• _Written request_
Reproduce the listing verbatim.

• _Information supplied_
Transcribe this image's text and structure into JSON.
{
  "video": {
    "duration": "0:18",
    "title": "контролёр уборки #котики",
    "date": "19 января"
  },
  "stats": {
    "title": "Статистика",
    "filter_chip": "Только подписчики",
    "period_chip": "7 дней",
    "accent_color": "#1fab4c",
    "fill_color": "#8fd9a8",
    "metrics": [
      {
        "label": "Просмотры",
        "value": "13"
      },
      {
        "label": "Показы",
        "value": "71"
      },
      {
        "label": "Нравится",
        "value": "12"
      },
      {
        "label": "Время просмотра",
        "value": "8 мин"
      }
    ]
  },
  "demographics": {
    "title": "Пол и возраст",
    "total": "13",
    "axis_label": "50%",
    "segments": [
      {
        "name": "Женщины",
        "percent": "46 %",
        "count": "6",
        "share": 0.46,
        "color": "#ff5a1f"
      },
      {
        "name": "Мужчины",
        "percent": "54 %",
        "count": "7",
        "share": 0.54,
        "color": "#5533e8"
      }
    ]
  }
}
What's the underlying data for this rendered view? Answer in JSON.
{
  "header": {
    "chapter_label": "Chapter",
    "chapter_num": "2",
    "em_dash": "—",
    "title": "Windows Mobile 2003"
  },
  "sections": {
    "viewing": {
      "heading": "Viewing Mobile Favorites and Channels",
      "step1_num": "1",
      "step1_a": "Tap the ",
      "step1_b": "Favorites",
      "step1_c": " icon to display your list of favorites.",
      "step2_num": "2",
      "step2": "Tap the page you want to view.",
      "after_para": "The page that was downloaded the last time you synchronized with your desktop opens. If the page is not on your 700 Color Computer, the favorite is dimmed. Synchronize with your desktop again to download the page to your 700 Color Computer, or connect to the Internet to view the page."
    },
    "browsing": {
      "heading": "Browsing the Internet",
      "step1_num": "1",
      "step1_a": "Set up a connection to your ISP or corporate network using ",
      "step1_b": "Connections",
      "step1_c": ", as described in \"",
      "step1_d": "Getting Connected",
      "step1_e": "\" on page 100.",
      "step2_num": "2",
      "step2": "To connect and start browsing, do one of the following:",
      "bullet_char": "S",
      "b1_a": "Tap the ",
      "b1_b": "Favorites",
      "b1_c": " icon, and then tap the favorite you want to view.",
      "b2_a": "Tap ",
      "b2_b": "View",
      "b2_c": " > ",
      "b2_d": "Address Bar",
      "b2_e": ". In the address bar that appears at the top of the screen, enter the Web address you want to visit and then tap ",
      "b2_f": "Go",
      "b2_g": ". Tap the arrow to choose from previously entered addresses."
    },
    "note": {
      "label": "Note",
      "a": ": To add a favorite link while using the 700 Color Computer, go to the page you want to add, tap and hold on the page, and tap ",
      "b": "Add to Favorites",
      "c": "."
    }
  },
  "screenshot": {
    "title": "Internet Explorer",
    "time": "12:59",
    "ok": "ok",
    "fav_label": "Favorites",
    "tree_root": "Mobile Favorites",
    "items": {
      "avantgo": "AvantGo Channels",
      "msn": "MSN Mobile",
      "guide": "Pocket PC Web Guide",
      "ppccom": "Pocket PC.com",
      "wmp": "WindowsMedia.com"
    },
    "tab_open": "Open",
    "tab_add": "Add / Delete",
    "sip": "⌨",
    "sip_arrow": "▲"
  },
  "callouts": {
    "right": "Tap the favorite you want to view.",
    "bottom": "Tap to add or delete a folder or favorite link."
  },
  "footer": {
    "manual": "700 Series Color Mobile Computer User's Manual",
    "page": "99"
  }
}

• _In response_
Transcribe this image's text and structure into JSON.
{
  "video": {
    "duration": "0:18",
    "title": "контролёр уборки #котики",
    "date": "19 января"
  },
  "stats": {
    "title": "Статистика",
    "filter_chip": "Только подписчики",
    "period_chip": "7 дней",
    "accent_color": "#1fab4c",
    "fill_color": "#8fd9a8",
    "metrics": [
      {
        "label": "Просмотры",
        "value": "13"
      },
      {
        "label": "Показы",
        "value": "71"
      },
      {
        "label": "Нравится",
        "value": "12"
      },
      {
        "label": "Время просмотра",
        "value": "8 мин"
      }
    ]
  },
  "demographics": {
    "title": "Пол и возраст",
    "total": "13",
    "axis_label": "50%",
    "segments": [
      {
        "name": "Женщины",
        "percent": "46 %",
        "count": "6",
        "share": 0.46,
        "color": "#ff5a1f"
      },
      {
        "name": "Мужчины",
        "percent": "54 %",
        "count": "7",
        "share": 0.54,
        "color": "#5533e8"
      }
    ]
  }
}
What's the underlying data for this rendered view? Answer in JSON.
{
  "header": {
    "chapter_label": "Chapter",
    "chapter_num": "2",
    "em_dash": "—",
    "title": "Windows Mobile 2003"
  },
  "sections": {
    "viewing": {
      "heading": "Viewing Mobile Favorites and Channels",
      "step1_num": "1",
      "step1_a": "Tap the ",
      "step1_b": "Favorites",
      "step1_c": " icon to display your list of favorites.",
      "step2_num": "2",
      "step2": "Tap the page you want to view.",
      "after_para": "The page that was downloaded the last time you synchronized with your desktop opens. If the page is not on your 700 Color Computer, the favorite is dimmed. Synchronize with your desktop again to download the page to your 700 Color Computer, or connect to the Internet to view the page."
    },
    "browsing": {
      "heading": "Browsing the Internet",
      "step1_num": "1",
      "step1_a": "Set up a connection to your ISP or corporate network using ",
      "step1_b": "Connections",
      "step1_c": ", as described in \"",
      "step1_d": "Getting Connected",
      "step1_e": "\" on page 100.",
      "step2_num": "2",
      "step2": "To connect and start browsing, do one of the following:",
      "bullet_char": "S",
      "b1_a": "Tap the ",
      "b1_b": "Favorites",
      "b1_c": " icon, and then tap the favorite you want to view.",
      "b2_a": "Tap ",
      "b2_b": "View",
      "b2_c": " > ",
      "b2_d": "Address Bar",
      "b2_e": ". In the address bar that appears at the top of the screen, enter the Web address you want to visit and then tap ",
      "b2_f": "Go",
      "b2_g": ". Tap the arrow to choose from previously entered addresses."
    },
    "note": {
      "label": "Note",
      "a": ": To add a favorite link while using the 700 Color Computer, go to the page you want to add, tap and hold on the page, and tap ",
      "b": "Add to Favorites",
      "c": "."
    }
  },
  "screenshot": {
    "title": "Internet Explorer",
    "time": "12:59",
    "ok": "ok",
    "fav_label": "Favorites",
    "tree_root": "Mobile Favorites",
    "items": {
      "avantgo": "AvantGo Channels",
      "msn": "MSN Mobile",
      "guide": "Pocket PC Web Guide",
      "ppccom": "Pocket PC.com",
      "wmp": "WindowsMedia.com"
    },
    "tab_open": "Open",
    "tab_add": "Add / Delete",
    "sip": "⌨",
    "sip_arrow": "▲"
  },
  "callouts": {
    "right": "Tap the favorite you want to view.",
    "bottom": "Tap to add or delete a folder or favorite link."
  },
  "footer": {
    "manual": "700 Series Color Mobile Computer User's Manual",
    "page": "99"
  }
}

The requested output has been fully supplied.